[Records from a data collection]
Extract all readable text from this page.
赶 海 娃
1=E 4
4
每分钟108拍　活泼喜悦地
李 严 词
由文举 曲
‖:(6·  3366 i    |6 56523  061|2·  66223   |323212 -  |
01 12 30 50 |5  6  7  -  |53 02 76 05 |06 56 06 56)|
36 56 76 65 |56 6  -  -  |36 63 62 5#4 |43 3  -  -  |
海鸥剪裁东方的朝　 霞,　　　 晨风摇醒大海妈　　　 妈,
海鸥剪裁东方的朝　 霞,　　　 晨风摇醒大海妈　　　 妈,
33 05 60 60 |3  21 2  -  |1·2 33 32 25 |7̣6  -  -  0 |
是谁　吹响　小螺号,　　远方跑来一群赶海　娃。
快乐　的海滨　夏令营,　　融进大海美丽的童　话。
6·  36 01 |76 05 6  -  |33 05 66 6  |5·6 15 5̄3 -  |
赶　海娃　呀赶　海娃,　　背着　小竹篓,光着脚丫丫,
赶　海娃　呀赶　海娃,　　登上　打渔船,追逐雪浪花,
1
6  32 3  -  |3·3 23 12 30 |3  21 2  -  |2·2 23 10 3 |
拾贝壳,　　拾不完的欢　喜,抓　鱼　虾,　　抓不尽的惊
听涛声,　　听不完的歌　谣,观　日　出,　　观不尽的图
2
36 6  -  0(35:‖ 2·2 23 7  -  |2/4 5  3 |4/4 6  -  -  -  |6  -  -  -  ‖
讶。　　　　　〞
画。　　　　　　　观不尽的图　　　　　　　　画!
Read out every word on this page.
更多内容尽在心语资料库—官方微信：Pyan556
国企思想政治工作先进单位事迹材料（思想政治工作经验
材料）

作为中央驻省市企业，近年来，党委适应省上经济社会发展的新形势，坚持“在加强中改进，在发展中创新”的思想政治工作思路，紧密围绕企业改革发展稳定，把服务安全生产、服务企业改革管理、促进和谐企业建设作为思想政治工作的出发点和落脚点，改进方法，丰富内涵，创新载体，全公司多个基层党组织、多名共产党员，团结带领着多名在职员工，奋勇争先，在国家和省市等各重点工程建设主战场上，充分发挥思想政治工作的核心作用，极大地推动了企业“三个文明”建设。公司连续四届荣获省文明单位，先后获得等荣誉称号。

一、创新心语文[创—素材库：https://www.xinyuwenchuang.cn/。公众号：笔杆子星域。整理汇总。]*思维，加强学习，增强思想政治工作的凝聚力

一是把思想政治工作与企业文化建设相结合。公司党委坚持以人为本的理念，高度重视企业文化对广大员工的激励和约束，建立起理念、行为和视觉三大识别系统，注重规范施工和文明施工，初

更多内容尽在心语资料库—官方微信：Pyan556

# TASK TO COMPLETE:
Make an exact copy of every line in the data.

# REPLY TO THE TASK:
Extract all readable text from this page.
赶 海 娃
1=E 4
4
每分钟108拍　活泼喜悦地
李 严 词
由文举 曲
‖:(6·  3366 i    |6 56523  061|2·  66223   |323212 -  |
01 12 30 50 |5  6  7  -  |53 02 76 05 |06 56 06 56)|
36 56 76 65 |56 6  -  -  |36 63 62 5#4 |43 3  -  -  |
海鸥剪裁东方的朝　 霞,　　　 晨风摇醒大海妈　　　 妈,
海鸥剪裁东方的朝　 霞,　　　 晨风摇醒大海妈　　　 妈,
33 05 60 60 |3  21 2  -  |1·2 33 32 25 |7̣6  -  -  0 |
是谁　吹响　小螺号,　　远方跑来一群赶海　娃。
快乐　的海滨　夏令营,　　融进大海美丽的童　话。
6·  36 01 |76 05 6  -  |33 05 66 6  |5·6 15 5̄3 -  |
赶　海娃　呀赶　海娃,　　背着　小竹篓,光着脚丫丫,
赶　海娃　呀赶　海娃,　　登上　打渔船,追逐雪浪花,
1
6  32 3  -  |3·3 23 12 30 |3  21 2  -  |2·2 23 10 3 |
拾贝壳,　　拾不完的欢　喜,抓　鱼　虾,　　抓不尽的惊
听涛声,　　听不完的歌　谣,观　日　出,　　观不尽的图
2
36 6  -  0(35:‖ 2·2 23 7  -  |2/4 5  3 |4/4 6  -  -  -  |6  -  -  -  ‖
讶。　　　　　〞
画。　　　　　　　观不尽的图　　　　　　　　画!
Read out every word on this page.
更多内容尽在心语资料库—官方微信：Pyan556
国企思想政治工作先进单位事迹材料（思想政治工作经验
材料）

作为中央驻省市企业，近年来，党委适应省上经济社会发展的新形势，坚持“在加强中改进，在发展中创新”的思想政治工作思路，紧密围绕企业改革发展稳定，把服务安全生产、服务企业改革管理、促进和谐企业建设作为思想政治工作的出发点和落脚点，改进方法，丰富内涵，创新载体，全公司多个基层党组织、多名共产党员，团结带领着多名在职员工，奋勇争先，在国家和省市等各重点工程建设主战场上，充分发挥思想政治工作的核心作用，极大地推动了企业“三个文明”建设。公司连续四届荣获省文明单位，先后获得等荣誉称号。

一、创新心语文[创—素材库：https://www.xinyuwenchuang.cn/。公众号：笔杆子星域。整理汇总。]*思维，加强学习，增强思想政治工作的凝聚力

一是把思想政治工作与企业文化建设相结合。公司党委坚持以人为本的理念，高度重视企业文化对广大员工的激励和约束，建立起理念、行为和视觉三大识别系统，注重规范施工和文明施工，初

更多内容尽在心语资料库—官方微信：Pyan556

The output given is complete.